▸ **TASK GOAL**
Look through the records below, count the lines with the word "negative", and reply with only the number.
◆ ◆ ◆ ◆ ◆
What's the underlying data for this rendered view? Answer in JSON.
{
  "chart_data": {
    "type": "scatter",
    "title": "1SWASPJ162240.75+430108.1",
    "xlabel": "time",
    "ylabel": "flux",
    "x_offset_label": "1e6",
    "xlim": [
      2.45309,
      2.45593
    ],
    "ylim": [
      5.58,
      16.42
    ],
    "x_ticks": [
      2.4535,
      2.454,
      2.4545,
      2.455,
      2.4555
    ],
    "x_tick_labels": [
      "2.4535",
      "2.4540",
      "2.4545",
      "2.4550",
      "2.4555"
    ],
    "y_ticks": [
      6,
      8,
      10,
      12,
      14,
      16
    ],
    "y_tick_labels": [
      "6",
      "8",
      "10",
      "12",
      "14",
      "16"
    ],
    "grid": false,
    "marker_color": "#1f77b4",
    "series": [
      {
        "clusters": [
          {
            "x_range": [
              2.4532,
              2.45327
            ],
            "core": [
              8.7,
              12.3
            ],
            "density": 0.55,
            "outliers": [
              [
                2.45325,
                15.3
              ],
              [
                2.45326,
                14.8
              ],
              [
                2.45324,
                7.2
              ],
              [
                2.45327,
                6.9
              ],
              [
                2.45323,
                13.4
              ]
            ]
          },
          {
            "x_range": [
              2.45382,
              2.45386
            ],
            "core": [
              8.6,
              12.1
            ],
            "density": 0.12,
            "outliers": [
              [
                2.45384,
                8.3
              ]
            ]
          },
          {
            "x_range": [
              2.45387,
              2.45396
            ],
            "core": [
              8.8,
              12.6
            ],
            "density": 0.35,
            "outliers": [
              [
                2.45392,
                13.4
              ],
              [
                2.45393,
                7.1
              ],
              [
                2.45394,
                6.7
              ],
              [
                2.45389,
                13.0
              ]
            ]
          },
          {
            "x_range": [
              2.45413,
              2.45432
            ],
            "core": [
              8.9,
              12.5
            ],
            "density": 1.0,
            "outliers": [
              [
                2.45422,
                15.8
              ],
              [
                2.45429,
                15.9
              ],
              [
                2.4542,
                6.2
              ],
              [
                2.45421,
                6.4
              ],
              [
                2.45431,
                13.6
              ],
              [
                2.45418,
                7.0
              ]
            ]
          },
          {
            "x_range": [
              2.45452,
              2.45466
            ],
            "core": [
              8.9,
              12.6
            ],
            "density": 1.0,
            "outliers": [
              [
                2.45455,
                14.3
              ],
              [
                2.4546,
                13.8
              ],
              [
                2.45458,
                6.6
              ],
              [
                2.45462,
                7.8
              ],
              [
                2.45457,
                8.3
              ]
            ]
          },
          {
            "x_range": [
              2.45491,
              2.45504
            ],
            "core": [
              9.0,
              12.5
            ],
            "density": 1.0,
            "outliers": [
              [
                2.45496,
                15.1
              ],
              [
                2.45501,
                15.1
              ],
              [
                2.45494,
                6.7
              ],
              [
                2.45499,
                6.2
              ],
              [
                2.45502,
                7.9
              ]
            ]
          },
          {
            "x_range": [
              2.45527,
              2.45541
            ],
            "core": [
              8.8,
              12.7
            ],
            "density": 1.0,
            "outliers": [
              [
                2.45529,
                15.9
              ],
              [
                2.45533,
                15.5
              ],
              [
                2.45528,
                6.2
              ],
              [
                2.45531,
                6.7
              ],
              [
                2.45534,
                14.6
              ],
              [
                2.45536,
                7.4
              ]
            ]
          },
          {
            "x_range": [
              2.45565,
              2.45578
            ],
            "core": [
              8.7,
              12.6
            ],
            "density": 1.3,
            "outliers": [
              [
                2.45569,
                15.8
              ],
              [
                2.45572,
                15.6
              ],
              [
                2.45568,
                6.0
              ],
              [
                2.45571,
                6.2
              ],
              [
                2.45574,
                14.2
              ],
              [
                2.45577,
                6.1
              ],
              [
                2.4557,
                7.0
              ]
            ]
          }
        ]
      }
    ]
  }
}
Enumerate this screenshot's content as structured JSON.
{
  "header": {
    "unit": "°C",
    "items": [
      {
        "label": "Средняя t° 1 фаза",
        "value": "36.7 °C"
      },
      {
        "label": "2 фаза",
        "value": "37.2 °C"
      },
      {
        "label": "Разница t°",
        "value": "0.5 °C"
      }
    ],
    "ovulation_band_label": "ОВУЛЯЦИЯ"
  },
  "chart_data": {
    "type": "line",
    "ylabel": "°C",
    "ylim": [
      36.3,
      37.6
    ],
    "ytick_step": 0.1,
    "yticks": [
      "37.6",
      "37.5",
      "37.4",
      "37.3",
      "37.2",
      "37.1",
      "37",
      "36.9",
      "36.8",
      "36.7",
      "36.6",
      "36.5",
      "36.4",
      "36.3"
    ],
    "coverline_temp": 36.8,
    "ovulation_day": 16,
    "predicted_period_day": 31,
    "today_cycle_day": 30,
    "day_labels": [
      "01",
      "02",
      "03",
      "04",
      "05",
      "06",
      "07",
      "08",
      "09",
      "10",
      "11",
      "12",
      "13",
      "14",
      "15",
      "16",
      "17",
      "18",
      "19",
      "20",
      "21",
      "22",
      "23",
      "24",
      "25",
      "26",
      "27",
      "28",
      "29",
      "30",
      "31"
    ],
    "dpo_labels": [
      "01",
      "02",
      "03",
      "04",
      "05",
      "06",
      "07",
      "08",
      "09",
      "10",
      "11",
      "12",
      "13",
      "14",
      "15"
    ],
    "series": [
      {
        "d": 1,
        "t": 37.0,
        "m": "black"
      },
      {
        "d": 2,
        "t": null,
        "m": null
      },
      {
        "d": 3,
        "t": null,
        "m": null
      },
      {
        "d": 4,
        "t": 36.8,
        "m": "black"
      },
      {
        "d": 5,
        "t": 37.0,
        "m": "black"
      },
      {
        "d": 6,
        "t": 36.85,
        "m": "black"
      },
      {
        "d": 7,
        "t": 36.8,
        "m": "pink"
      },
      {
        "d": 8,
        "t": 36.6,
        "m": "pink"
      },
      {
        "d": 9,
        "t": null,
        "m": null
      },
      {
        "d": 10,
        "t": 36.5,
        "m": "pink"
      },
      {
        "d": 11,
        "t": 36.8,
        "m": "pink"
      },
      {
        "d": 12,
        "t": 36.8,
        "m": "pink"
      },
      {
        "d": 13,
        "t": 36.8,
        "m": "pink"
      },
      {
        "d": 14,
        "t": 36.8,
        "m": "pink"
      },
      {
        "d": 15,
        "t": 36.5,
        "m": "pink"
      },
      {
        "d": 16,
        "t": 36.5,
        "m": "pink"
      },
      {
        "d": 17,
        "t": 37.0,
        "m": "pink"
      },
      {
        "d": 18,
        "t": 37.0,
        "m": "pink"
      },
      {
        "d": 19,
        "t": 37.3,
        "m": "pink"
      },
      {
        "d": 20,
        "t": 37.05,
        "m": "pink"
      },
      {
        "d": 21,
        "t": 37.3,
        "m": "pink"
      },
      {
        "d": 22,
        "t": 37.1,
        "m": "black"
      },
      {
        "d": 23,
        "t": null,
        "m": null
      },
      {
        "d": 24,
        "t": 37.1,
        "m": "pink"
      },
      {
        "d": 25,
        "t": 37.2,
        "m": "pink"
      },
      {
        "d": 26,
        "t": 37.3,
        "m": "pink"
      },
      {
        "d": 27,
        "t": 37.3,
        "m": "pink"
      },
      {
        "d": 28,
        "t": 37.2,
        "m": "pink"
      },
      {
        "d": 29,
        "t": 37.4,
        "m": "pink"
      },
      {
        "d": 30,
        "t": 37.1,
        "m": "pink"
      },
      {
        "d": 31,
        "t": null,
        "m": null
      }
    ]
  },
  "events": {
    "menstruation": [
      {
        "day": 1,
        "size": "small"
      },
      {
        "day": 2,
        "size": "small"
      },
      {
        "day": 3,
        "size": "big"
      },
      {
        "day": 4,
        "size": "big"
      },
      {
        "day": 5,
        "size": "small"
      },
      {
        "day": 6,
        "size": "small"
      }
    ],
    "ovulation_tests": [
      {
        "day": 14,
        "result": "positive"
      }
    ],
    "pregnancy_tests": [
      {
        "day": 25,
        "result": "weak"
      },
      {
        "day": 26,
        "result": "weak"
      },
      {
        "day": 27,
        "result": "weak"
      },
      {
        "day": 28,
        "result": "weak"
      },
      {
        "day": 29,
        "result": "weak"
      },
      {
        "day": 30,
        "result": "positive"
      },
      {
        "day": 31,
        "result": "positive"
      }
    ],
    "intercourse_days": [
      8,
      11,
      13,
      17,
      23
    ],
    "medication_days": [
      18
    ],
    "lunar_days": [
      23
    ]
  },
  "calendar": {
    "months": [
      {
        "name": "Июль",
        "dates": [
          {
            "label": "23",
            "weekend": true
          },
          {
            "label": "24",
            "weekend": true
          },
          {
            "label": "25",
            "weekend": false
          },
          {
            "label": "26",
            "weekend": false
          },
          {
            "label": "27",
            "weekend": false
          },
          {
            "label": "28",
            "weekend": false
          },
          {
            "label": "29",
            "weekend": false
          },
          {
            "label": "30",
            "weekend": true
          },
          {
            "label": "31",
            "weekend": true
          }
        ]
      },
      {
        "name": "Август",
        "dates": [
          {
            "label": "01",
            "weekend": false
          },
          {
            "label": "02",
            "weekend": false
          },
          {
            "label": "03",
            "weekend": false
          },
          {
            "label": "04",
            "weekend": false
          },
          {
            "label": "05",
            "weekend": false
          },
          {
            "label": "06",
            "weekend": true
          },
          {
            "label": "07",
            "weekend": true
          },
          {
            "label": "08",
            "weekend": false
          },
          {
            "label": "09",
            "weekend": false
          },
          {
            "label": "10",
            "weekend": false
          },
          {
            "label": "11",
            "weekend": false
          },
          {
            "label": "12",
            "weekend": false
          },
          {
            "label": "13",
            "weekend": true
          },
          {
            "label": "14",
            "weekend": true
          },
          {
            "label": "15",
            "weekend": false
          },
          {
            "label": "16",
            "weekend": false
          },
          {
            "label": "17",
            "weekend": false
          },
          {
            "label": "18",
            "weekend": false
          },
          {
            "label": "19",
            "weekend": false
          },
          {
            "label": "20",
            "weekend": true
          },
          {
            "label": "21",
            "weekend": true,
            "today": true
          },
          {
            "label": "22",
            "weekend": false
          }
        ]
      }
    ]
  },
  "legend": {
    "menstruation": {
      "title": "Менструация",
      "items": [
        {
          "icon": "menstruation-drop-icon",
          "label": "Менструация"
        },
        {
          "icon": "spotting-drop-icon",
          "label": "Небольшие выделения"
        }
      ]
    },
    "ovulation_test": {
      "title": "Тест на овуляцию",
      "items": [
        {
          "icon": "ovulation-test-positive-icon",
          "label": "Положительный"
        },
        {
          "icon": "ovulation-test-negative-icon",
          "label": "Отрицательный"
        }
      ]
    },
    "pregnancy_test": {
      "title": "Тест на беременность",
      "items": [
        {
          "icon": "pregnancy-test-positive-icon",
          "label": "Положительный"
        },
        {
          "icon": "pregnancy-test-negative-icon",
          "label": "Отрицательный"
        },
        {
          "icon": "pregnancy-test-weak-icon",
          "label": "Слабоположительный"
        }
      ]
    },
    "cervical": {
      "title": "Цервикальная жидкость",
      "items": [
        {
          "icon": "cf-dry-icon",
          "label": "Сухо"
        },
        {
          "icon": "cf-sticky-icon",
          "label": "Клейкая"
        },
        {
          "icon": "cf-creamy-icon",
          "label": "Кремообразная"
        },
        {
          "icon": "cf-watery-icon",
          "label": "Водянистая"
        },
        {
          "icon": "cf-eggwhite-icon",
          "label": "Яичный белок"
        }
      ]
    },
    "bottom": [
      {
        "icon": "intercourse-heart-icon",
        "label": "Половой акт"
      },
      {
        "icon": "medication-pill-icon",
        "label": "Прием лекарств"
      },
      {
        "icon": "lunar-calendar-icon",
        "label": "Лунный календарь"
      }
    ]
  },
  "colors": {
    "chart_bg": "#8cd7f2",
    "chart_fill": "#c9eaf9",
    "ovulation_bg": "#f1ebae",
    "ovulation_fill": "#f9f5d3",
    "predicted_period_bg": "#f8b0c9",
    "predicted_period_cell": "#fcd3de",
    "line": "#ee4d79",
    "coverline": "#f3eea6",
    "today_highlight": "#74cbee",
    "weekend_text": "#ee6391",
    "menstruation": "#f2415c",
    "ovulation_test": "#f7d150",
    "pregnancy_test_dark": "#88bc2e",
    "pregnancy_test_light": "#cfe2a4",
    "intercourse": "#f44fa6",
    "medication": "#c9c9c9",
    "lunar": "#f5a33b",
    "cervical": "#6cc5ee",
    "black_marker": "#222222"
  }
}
◆ ◆ ◆ ◆ ◆
▸ **ANSWER**
2